Problem: Output all entries verbatim. Skip pictures.

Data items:
* * *
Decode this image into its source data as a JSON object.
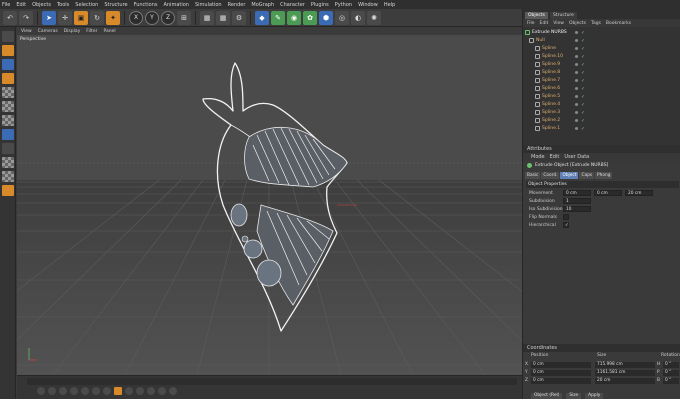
{
  "menu": [
    "File",
    "Edit",
    "Objects",
    "Tools",
    "Selection",
    "Structure",
    "Functions",
    "Animation",
    "Simulation",
    "Render",
    "MoGraph",
    "Character",
    "Plugins",
    "Python",
    "Window",
    "Help"
  ],
  "toolbar": {
    "axis_x": "X",
    "axis_y": "Y",
    "axis_z": "Z"
  },
  "viewport": {
    "menu": [
      "View",
      "Cameras",
      "Display",
      "Filter",
      "Panel"
    ],
    "label": "Perspective"
  },
  "right_tabs": [
    "Objects",
    "Structure"
  ],
  "object_manager": {
    "menu": [
      "File",
      "Edit",
      "View",
      "Objects",
      "Tags",
      "Bookmarks"
    ],
    "items": [
      {
        "name": "Extrude NURBS",
        "white": true
      },
      {
        "name": "Null",
        "white": false
      },
      {
        "name": "Spline",
        "white": false
      },
      {
        "name": "Spline.10",
        "white": false
      },
      {
        "name": "Spline.9",
        "white": false
      },
      {
        "name": "Spline.8",
        "white": false
      },
      {
        "name": "Spline.7",
        "white": false
      },
      {
        "name": "Spline.6",
        "white": false
      },
      {
        "name": "Spline.5",
        "white": false
      },
      {
        "name": "Spline.4",
        "white": false
      },
      {
        "name": "Spline.3",
        "white": false
      },
      {
        "name": "Spline.2",
        "white": false
      },
      {
        "name": "Spline.1",
        "white": false
      }
    ]
  },
  "attributes": {
    "header": "Attributes",
    "menu": [
      "Mode",
      "Edit",
      "User Data"
    ],
    "title": "Extrude Object [Extrude NURBS]",
    "tabs": [
      {
        "label": "Basic",
        "active": false
      },
      {
        "label": "Coord.",
        "active": false
      },
      {
        "label": "Object",
        "active": true
      },
      {
        "label": "Caps",
        "active": false
      },
      {
        "label": "Phong",
        "active": false
      }
    ],
    "section": "Object Properties",
    "props": [
      {
        "label": "Movement",
        "values": [
          "0 cm",
          "0 cm",
          "20 cm"
        ]
      },
      {
        "label": "Subdivision",
        "values": [
          "1"
        ]
      },
      {
        "label": "Iso Subdivision",
        "values": [
          "10"
        ]
      },
      {
        "label": "Flip Normals",
        "values": []
      },
      {
        "label": "Hierarchical",
        "values": []
      }
    ]
  },
  "coordinates": {
    "header": "Coordinates",
    "col_position": "Position",
    "col_size": "Size",
    "col_rotation": "Rotation",
    "rows": [
      {
        "axis": "X",
        "pos": "0 cm",
        "size": "715.998 cm",
        "rot_axis": "H",
        "rot": "0 °"
      },
      {
        "axis": "Y",
        "pos": "0 cm",
        "size": "1161.581 cm",
        "rot_axis": "P",
        "rot": "0 °"
      },
      {
        "axis": "Z",
        "pos": "0 cm",
        "size": "20 cm",
        "rot_axis": "B",
        "rot": "0 °"
      }
    ],
    "mode": "Object (Rel)",
    "size_mode": "Size",
    "apply": "Apply"
  }
}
* * *
Completed task:
Decode this image into its source data as a JSON object.
{
  "menu": [
    "File",
    "Edit",
    "Objects",
    "Tools",
    "Selection",
    "Structure",
    "Functions",
    "Animation",
    "Simulation",
    "Render",
    "MoGraph",
    "Character",
    "Plugins",
    "Python",
    "Window",
    "Help"
  ],
  "toolbar": {
    "axis_x": "X",
    "axis_y": "Y",
    "axis_z": "Z"
  },
  "viewport": {
    "menu": [
      "View",
      "Cameras",
      "Display",
      "Filter",
      "Panel"
    ],
    "label": "Perspective"
  },
  "right_tabs": [
    "Objects",
    "Structure"
  ],
  "object_manager": {
    "menu": [
      "File",
      "Edit",
      "View",
      "Objects",
      "Tags",
      "Bookmarks"
    ],
    "items": [
      {
        "name": "Extrude NURBS",
        "white": true
      },
      {
        "name": "Null",
        "white": false
      },
      {
        "name": "Spline",
        "white": false
      },
      {
        "name": "Spline.10",
        "white": false
      },
      {
        "name": "Spline.9",
        "white": false
      },
      {
        "name": "Spline.8",
        "white": false
      },
      {
        "name": "Spline.7",
        "white": false
      },
      {
        "name": "Spline.6",
        "white": false
      },
      {
        "name": "Spline.5",
        "white": false
      },
      {
        "name": "Spline.4",
        "white": false
      },
      {
        "name": "Spline.3",
        "white": false
      },
      {
        "name": "Spline.2",
        "white": false
      },
      {
        "name": "Spline.1",
        "white": false
      }
    ]
  },
  "attributes": {
    "header": "Attributes",
    "menu": [
      "Mode",
      "Edit",
      "User Data"
    ],
    "title": "Extrude Object [Extrude NURBS]",
    "tabs": [
      {
        "label": "Basic",
        "active": false
      },
      {
        "label": "Coord.",
        "active": false
      },
      {
        "label": "Object",
        "active": true
      },
      {
        "label": "Caps",
        "active": false
      },
      {
        "label": "Phong",
        "active": false
      }
    ],
    "section": "Object Properties",
    "props": [
      {
        "label": "Movement",
        "values": [
          "0 cm",
          "0 cm",
          "20 cm"
        ]
      },
      {
        "label": "Subdivision",
        "values": [
          "1"
        ]
      },
      {
        "label": "Iso Subdivision",
        "values": [
          "10"
        ]
      },
      {
        "label": "Flip Normals",
        "values": []
      },
      {
        "label": "Hierarchical",
        "values": []
      }
    ]
  },
  "coordinates": {
    "header": "Coordinates",
    "col_position": "Position",
    "col_size": "Size",
    "col_rotation": "Rotation",
    "rows": [
      {
        "axis": "X",
        "pos": "0 cm",
        "size": "715.998 cm",
        "rot_axis": "H",
        "rot": "0 °"
      },
      {
        "axis": "Y",
        "pos": "0 cm",
        "size": "1161.581 cm",
        "rot_axis": "P",
        "rot": "0 °"
      },
      {
        "axis": "Z",
        "pos": "0 cm",
        "size": "20 cm",
        "rot_axis": "B",
        "rot": "0 °"
      }
    ],
    "mode": "Object (Rel)",
    "size_mode": "Size",
    "apply": "Apply"
  }
}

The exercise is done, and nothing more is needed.